» **Work to complete**:
Repeat the records below exactly, leaving out any pictures.

» **Stored data entries**:
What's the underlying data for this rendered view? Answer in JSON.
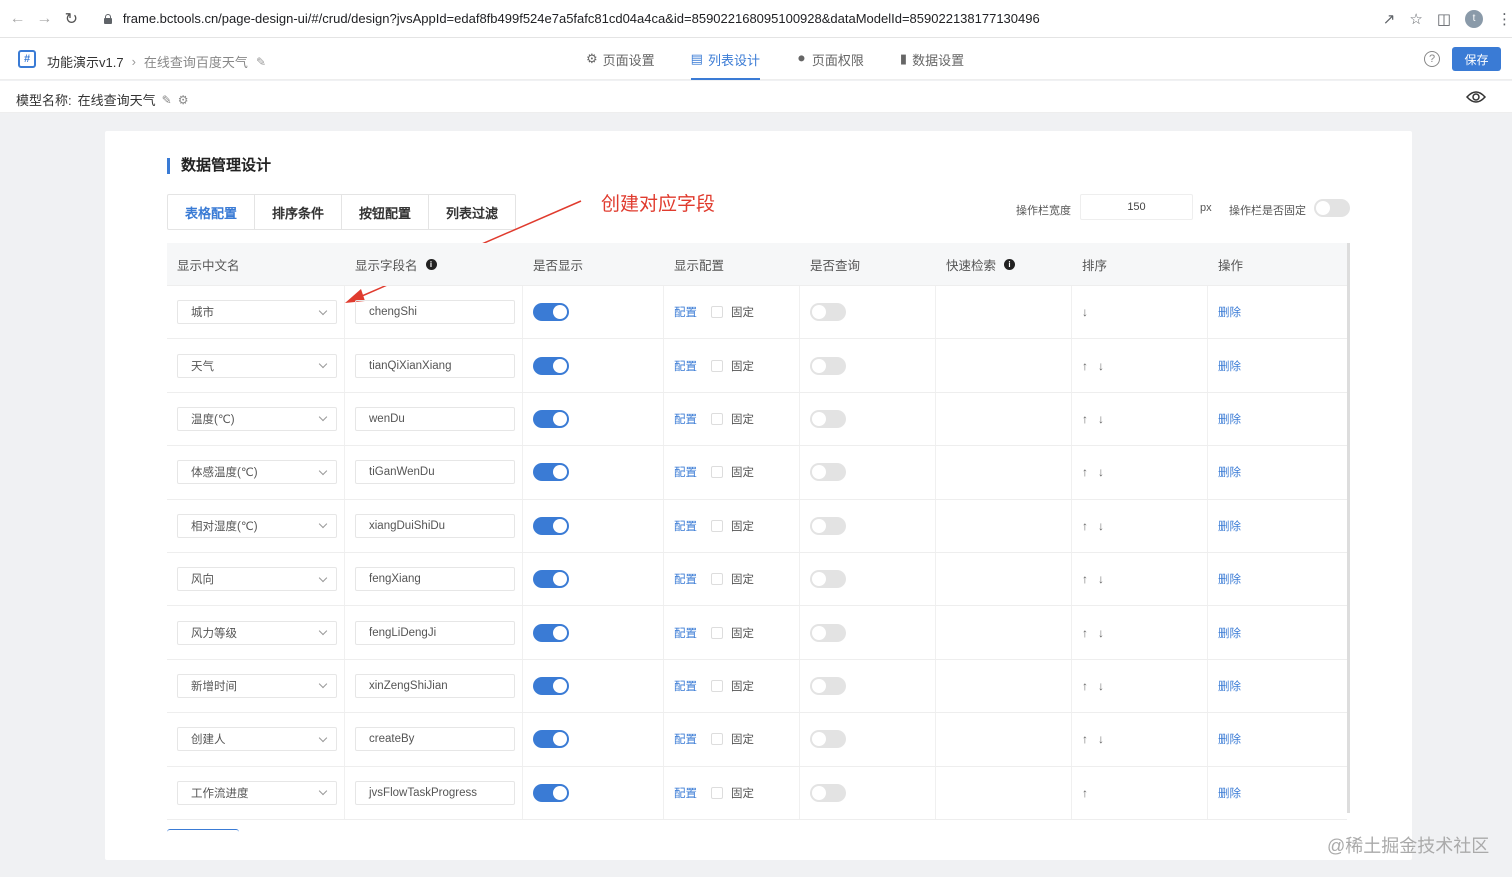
{
  "browser": {
    "url": "frame.bctools.cn/page-design-ui/#/crud/design?jvsAppId=edaf8fb499f524e7a5fafc81cd04a4ca&id=859022168095100928&dataModelId=859022138177130496",
    "avatar_letter": "t"
  },
  "header": {
    "app_name": "功能演示v1.7",
    "page_name": "在线查询百度天气",
    "tabs": [
      {
        "label": "页面设置",
        "icon": "gear-icon"
      },
      {
        "label": "列表设计",
        "icon": "list-icon"
      },
      {
        "label": "页面权限",
        "icon": "lock-icon"
      },
      {
        "label": "数据设置",
        "icon": "bar-chart-icon"
      }
    ],
    "active_tab": "列表设计",
    "save_label": "保存"
  },
  "model": {
    "label": "模型名称:",
    "name": "在线查询天气"
  },
  "card": {
    "title": "数据管理设计",
    "sub_tabs": [
      "表格配置",
      "排序条件",
      "按钮配置",
      "列表过滤"
    ],
    "active_sub_tab": "表格配置",
    "annotation": "创建对应字段",
    "op_width_label": "操作栏宽度",
    "op_width_value": "150",
    "op_width_unit": "px",
    "op_fixed_label": "操作栏是否固定",
    "op_fixed_on": false
  },
  "table": {
    "columns": [
      "显示中文名",
      "显示字段名",
      "是否显示",
      "显示配置",
      "是否查询",
      "快速检索",
      "排序",
      "操作"
    ],
    "config_link": "配置",
    "fixed_label": "固定",
    "delete_link": "删除",
    "rows": [
      {
        "name": "城市",
        "field": "chengShi",
        "show": true,
        "query": false,
        "up": false,
        "down": true
      },
      {
        "name": "天气",
        "field": "tianQiXianXiang",
        "show": true,
        "query": false,
        "up": true,
        "down": true
      },
      {
        "name": "温度(℃)",
        "field": "wenDu",
        "show": true,
        "query": false,
        "up": true,
        "down": true
      },
      {
        "name": "体感温度(℃)",
        "field": "tiGanWenDu",
        "show": true,
        "query": false,
        "up": true,
        "down": true
      },
      {
        "name": "相对湿度(℃)",
        "field": "xiangDuiShiDu",
        "show": true,
        "query": false,
        "up": true,
        "down": true
      },
      {
        "name": "风向",
        "field": "fengXiang",
        "show": true,
        "query": false,
        "up": true,
        "down": true
      },
      {
        "name": "风力等级",
        "field": "fengLiDengJi",
        "show": true,
        "query": false,
        "up": true,
        "down": true
      },
      {
        "name": "新增时间",
        "field": "xinZengShiJian",
        "show": true,
        "query": false,
        "up": true,
        "down": true
      },
      {
        "name": "创建人",
        "field": "createBy",
        "show": true,
        "query": false,
        "up": true,
        "down": true
      },
      {
        "name": "工作流进度",
        "field": "jvsFlowTaskProgress",
        "show": true,
        "query": false,
        "up": true,
        "down": false
      }
    ]
  },
  "watermark": "@稀土掘金技术社区",
  "colors": {
    "accent": "#3a7bd5",
    "annotation": "#e03b2e"
  }
}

» **Right answer**:
What's the underlying data for this rendered view? Answer in JSON.
{
  "browser": {
    "url": "frame.bctools.cn/page-design-ui/#/crud/design?jvsAppId=edaf8fb499f524e7a5fafc81cd04a4ca&id=859022168095100928&dataModelId=859022138177130496",
    "avatar_letter": "t"
  },
  "header": {
    "app_name": "功能演示v1.7",
    "page_name": "在线查询百度天气",
    "tabs": [
      {
        "label": "页面设置",
        "icon": "gear-icon"
      },
      {
        "label": "列表设计",
        "icon": "list-icon"
      },
      {
        "label": "页面权限",
        "icon": "lock-icon"
      },
      {
        "label": "数据设置",
        "icon": "bar-chart-icon"
      }
    ],
    "active_tab": "列表设计",
    "save_label": "保存"
  },
  "model": {
    "label": "模型名称:",
    "name": "在线查询天气"
  },
  "card": {
    "title": "数据管理设计",
    "sub_tabs": [
      "表格配置",
      "排序条件",
      "按钮配置",
      "列表过滤"
    ],
    "active_sub_tab": "表格配置",
    "annotation": "创建对应字段",
    "op_width_label": "操作栏宽度",
    "op_width_value": "150",
    "op_width_unit": "px",
    "op_fixed_label": "操作栏是否固定",
    "op_fixed_on": false
  },
  "table": {
    "columns": [
      "显示中文名",
      "显示字段名",
      "是否显示",
      "显示配置",
      "是否查询",
      "快速检索",
      "排序",
      "操作"
    ],
    "config_link": "配置",
    "fixed_label": "固定",
    "delete_link": "删除",
    "rows": [
      {
        "name": "城市",
        "field": "chengShi",
        "show": true,
        "query": false,
        "up": false,
        "down": true
      },
      {
        "name": "天气",
        "field": "tianQiXianXiang",
        "show": true,
        "query": false,
        "up": true,
        "down": true
      },
      {
        "name": "温度(℃)",
        "field": "wenDu",
        "show": true,
        "query": false,
        "up": true,
        "down": true
      },
      {
        "name": "体感温度(℃)",
        "field": "tiGanWenDu",
        "show": true,
        "query": false,
        "up": true,
        "down": true
      },
      {
        "name": "相对湿度(℃)",
        "field": "xiangDuiShiDu",
        "show": true,
        "query": false,
        "up": true,
        "down": true
      },
      {
        "name": "风向",
        "field": "fengXiang",
        "show": true,
        "query": false,
        "up": true,
        "down": true
      },
      {
        "name": "风力等级",
        "field": "fengLiDengJi",
        "show": true,
        "query": false,
        "up": true,
        "down": true
      },
      {
        "name": "新增时间",
        "field": "xinZengShiJian",
        "show": true,
        "query": false,
        "up": true,
        "down": true
      },
      {
        "name": "创建人",
        "field": "createBy",
        "show": true,
        "query": false,
        "up": true,
        "down": true
      },
      {
        "name": "工作流进度",
        "field": "jvsFlowTaskProgress",
        "show": true,
        "query": false,
        "up": true,
        "down": false
      }
    ]
  },
  "watermark": "@稀土掘金技术社区",
  "colors": {
    "accent": "#3a7bd5",
    "annotation": "#e03b2e"
  }
}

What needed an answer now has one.